[Start Source records]
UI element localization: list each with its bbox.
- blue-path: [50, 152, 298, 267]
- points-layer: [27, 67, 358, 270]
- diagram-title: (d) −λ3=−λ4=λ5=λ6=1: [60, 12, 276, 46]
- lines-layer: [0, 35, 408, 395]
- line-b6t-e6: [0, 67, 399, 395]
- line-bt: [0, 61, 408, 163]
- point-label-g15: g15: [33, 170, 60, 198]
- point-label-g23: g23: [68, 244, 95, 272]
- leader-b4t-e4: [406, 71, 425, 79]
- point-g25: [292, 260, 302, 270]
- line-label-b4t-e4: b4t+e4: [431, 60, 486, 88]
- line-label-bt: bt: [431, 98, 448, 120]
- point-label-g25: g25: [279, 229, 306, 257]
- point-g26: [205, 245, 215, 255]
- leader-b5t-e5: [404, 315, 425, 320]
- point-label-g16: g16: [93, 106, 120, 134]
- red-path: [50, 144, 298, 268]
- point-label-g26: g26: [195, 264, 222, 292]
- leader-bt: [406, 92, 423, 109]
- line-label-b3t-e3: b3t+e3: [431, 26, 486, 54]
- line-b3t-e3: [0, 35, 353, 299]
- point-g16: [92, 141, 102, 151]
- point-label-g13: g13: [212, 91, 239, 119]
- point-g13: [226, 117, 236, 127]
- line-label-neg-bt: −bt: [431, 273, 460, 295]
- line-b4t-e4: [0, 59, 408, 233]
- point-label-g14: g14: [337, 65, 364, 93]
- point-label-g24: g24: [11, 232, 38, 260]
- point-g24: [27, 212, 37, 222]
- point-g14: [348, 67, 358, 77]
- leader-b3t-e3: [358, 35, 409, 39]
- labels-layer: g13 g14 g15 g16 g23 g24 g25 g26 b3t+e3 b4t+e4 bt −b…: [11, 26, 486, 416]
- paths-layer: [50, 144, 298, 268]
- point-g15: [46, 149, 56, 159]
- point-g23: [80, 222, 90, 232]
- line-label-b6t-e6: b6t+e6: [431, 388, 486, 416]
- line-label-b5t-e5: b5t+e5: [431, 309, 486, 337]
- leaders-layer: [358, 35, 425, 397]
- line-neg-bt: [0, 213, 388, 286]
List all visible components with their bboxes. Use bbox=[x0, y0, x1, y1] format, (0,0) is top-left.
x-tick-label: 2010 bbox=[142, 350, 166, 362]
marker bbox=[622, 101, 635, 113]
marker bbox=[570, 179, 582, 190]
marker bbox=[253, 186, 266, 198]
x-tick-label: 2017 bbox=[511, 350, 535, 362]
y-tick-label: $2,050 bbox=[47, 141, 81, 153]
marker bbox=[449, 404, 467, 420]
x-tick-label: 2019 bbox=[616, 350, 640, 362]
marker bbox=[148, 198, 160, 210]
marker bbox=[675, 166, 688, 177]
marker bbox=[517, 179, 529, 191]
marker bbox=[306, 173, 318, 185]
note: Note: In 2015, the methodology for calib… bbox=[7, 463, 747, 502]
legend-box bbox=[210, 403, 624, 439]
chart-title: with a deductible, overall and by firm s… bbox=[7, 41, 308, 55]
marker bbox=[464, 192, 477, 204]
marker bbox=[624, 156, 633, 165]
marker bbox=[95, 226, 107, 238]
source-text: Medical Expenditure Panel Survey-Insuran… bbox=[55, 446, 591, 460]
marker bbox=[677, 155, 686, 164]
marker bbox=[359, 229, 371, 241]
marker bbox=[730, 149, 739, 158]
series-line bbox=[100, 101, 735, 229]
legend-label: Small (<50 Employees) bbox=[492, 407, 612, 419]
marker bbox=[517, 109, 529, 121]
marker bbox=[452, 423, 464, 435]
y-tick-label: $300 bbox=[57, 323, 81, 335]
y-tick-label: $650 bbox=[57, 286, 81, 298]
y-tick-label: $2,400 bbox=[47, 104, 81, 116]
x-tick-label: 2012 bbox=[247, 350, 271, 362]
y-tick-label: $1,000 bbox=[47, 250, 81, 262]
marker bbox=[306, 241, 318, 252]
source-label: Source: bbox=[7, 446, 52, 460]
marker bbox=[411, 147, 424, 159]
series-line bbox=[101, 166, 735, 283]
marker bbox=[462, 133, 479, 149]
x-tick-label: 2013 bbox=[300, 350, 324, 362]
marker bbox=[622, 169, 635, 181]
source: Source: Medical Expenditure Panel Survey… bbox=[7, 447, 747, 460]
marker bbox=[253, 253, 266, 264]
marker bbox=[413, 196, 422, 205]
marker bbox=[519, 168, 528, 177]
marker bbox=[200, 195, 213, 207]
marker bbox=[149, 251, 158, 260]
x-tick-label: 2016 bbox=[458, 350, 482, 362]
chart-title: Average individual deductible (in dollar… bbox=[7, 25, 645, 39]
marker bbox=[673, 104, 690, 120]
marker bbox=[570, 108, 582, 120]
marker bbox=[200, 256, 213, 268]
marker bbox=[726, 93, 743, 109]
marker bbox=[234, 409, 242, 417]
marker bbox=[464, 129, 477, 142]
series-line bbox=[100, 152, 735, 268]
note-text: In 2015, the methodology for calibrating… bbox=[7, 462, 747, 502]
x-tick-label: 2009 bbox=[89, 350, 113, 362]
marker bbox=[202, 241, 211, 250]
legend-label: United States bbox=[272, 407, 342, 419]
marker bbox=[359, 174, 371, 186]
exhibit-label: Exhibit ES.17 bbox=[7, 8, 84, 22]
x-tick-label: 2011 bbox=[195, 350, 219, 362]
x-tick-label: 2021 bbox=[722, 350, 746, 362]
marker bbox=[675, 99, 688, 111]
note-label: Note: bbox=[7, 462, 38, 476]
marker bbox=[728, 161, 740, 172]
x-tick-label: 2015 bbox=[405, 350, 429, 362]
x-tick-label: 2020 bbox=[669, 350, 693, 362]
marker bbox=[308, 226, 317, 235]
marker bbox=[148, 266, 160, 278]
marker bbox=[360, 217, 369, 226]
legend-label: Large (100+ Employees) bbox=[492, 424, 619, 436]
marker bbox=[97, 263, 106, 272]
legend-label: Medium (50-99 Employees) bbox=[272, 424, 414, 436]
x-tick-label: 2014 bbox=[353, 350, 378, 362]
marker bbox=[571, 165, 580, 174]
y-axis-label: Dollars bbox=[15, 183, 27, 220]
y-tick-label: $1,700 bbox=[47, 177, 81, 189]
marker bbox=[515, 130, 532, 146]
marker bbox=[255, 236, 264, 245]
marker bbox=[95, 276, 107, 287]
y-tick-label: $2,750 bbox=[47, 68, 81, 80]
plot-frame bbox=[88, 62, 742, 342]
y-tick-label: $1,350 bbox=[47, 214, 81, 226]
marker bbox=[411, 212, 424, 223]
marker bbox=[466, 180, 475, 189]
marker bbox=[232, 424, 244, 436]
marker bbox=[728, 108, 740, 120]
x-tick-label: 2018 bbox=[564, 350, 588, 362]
[End Source records]
*Written task:*
Can you output every line of the items above verbatim, keeping the same order and wording?

*Solution:*
UI element localization: list each with its bbox.
- blue-path: [50, 152, 298, 267]
- points-layer: [27, 67, 358, 270]
- diagram-title: (d) −λ3=−λ4=λ5=λ6=1: [60, 12, 276, 46]
- lines-layer: [0, 35, 408, 395]
- line-b6t-e6: [0, 67, 399, 395]
- line-bt: [0, 61, 408, 163]
- point-label-g15: g15: [33, 170, 60, 198]
- point-label-g23: g23: [68, 244, 95, 272]
- leader-b4t-e4: [406, 71, 425, 79]
- point-g25: [292, 260, 302, 270]
- line-label-b4t-e4: b4t+e4: [431, 60, 486, 88]
- line-label-bt: bt: [431, 98, 448, 120]
- point-label-g25: g25: [279, 229, 306, 257]
- point-g26: [205, 245, 215, 255]
- leader-b5t-e5: [404, 315, 425, 320]
- point-label-g16: g16: [93, 106, 120, 134]
- red-path: [50, 144, 298, 268]
- point-label-g26: g26: [195, 264, 222, 292]
- leader-bt: [406, 92, 423, 109]
- line-label-b3t-e3: b3t+e3: [431, 26, 486, 54]
- line-b3t-e3: [0, 35, 353, 299]
- point-g16: [92, 141, 102, 151]
- point-label-g13: g13: [212, 91, 239, 119]
- point-g13: [226, 117, 236, 127]
- line-label-neg-bt: −bt: [431, 273, 460, 295]
- line-b4t-e4: [0, 59, 408, 233]
- point-label-g14: g14: [337, 65, 364, 93]
- point-label-g24: g24: [11, 232, 38, 260]
- point-g24: [27, 212, 37, 222]
- point-g14: [348, 67, 358, 77]
- leader-b3t-e3: [358, 35, 409, 39]
- labels-layer: g13 g14 g15 g16 g23 g24 g25 g26 b3t+e3 b4t+e4 bt −b…: [11, 26, 486, 416]
- paths-layer: [50, 144, 298, 268]
- point-g15: [46, 149, 56, 159]
- point-g23: [80, 222, 90, 232]
- line-label-b6t-e6: b6t+e6: [431, 388, 486, 416]
- line-label-b5t-e5: b5t+e5: [431, 309, 486, 337]
- leaders-layer: [358, 35, 425, 397]
- line-neg-bt: [0, 213, 388, 286]
List all visible components with their bboxes. Use bbox=[x0, y0, x1, y1] format, (0,0) is top-left.
x-tick-label: 2010 bbox=[142, 350, 166, 362]
marker bbox=[622, 101, 635, 113]
marker bbox=[570, 179, 582, 190]
marker bbox=[253, 186, 266, 198]
x-tick-label: 2017 bbox=[511, 350, 535, 362]
y-tick-label: $2,050 bbox=[47, 141, 81, 153]
marker bbox=[449, 404, 467, 420]
x-tick-label: 2019 bbox=[616, 350, 640, 362]
marker bbox=[148, 198, 160, 210]
marker bbox=[675, 166, 688, 177]
marker bbox=[517, 179, 529, 191]
marker bbox=[306, 173, 318, 185]
note: Note: In 2015, the methodology for calib… bbox=[7, 463, 747, 502]
legend-box bbox=[210, 403, 624, 439]
chart-title: with a deductible, overall and by firm s… bbox=[7, 41, 308, 55]
marker bbox=[464, 192, 477, 204]
marker bbox=[624, 156, 633, 165]
marker bbox=[95, 226, 107, 238]
source-text: Medical Expenditure Panel Survey-Insuran… bbox=[55, 446, 591, 460]
marker bbox=[677, 155, 686, 164]
marker bbox=[359, 229, 371, 241]
marker bbox=[730, 149, 739, 158]
series-line bbox=[100, 101, 735, 229]
legend-label: Small (<50 Employees) bbox=[492, 407, 612, 419]
marker bbox=[517, 109, 529, 121]
marker bbox=[452, 423, 464, 435]
y-tick-label: $300 bbox=[57, 323, 81, 335]
y-tick-label: $650 bbox=[57, 286, 81, 298]
y-tick-label: $2,400 bbox=[47, 104, 81, 116]
x-tick-label: 2012 bbox=[247, 350, 271, 362]
y-tick-label: $1,000 bbox=[47, 250, 81, 262]
marker bbox=[306, 241, 318, 252]
source-label: Source: bbox=[7, 446, 52, 460]
marker bbox=[411, 147, 424, 159]
series-line bbox=[101, 166, 735, 283]
marker bbox=[462, 133, 479, 149]
x-tick-label: 2013 bbox=[300, 350, 324, 362]
marker bbox=[622, 169, 635, 181]
source: Source: Medical Expenditure Panel Survey… bbox=[7, 447, 747, 460]
marker bbox=[253, 253, 266, 264]
marker bbox=[413, 196, 422, 205]
marker bbox=[519, 168, 528, 177]
marker bbox=[200, 195, 213, 207]
marker bbox=[149, 251, 158, 260]
x-tick-label: 2016 bbox=[458, 350, 482, 362]
chart-title: Average individual deductible (in dollar… bbox=[7, 25, 645, 39]
marker bbox=[673, 104, 690, 120]
marker bbox=[570, 108, 582, 120]
marker bbox=[200, 256, 213, 268]
marker bbox=[726, 93, 743, 109]
marker bbox=[234, 409, 242, 417]
marker bbox=[464, 129, 477, 142]
series-line bbox=[100, 152, 735, 268]
note-text: In 2015, the methodology for calibrating… bbox=[7, 462, 747, 502]
x-tick-label: 2009 bbox=[89, 350, 113, 362]
marker bbox=[202, 241, 211, 250]
legend-label: United States bbox=[272, 407, 342, 419]
marker bbox=[359, 174, 371, 186]
exhibit-label: Exhibit ES.17 bbox=[7, 8, 84, 22]
x-tick-label: 2011 bbox=[195, 350, 219, 362]
x-tick-label: 2021 bbox=[722, 350, 746, 362]
marker bbox=[675, 99, 688, 111]
note-label: Note: bbox=[7, 462, 38, 476]
marker bbox=[728, 161, 740, 172]
x-tick-label: 2015 bbox=[405, 350, 429, 362]
x-tick-label: 2020 bbox=[669, 350, 693, 362]
marker bbox=[308, 226, 317, 235]
marker bbox=[148, 266, 160, 278]
marker bbox=[360, 217, 369, 226]
legend-label: Large (100+ Employees) bbox=[492, 424, 619, 436]
marker bbox=[97, 263, 106, 272]
legend-label: Medium (50-99 Employees) bbox=[272, 424, 414, 436]
x-tick-label: 2014 bbox=[353, 350, 378, 362]
marker bbox=[571, 165, 580, 174]
y-axis-label: Dollars bbox=[15, 183, 27, 220]
y-tick-label: $1,700 bbox=[47, 177, 81, 189]
marker bbox=[515, 130, 532, 146]
marker bbox=[255, 236, 264, 245]
marker bbox=[95, 276, 107, 287]
y-tick-label: $2,750 bbox=[47, 68, 81, 80]
plot-frame bbox=[88, 62, 742, 342]
y-tick-label: $1,350 bbox=[47, 214, 81, 226]
marker bbox=[411, 212, 424, 223]
marker bbox=[466, 180, 475, 189]
marker bbox=[232, 424, 244, 436]
marker bbox=[728, 108, 740, 120]
x-tick-label: 2018 bbox=[564, 350, 588, 362]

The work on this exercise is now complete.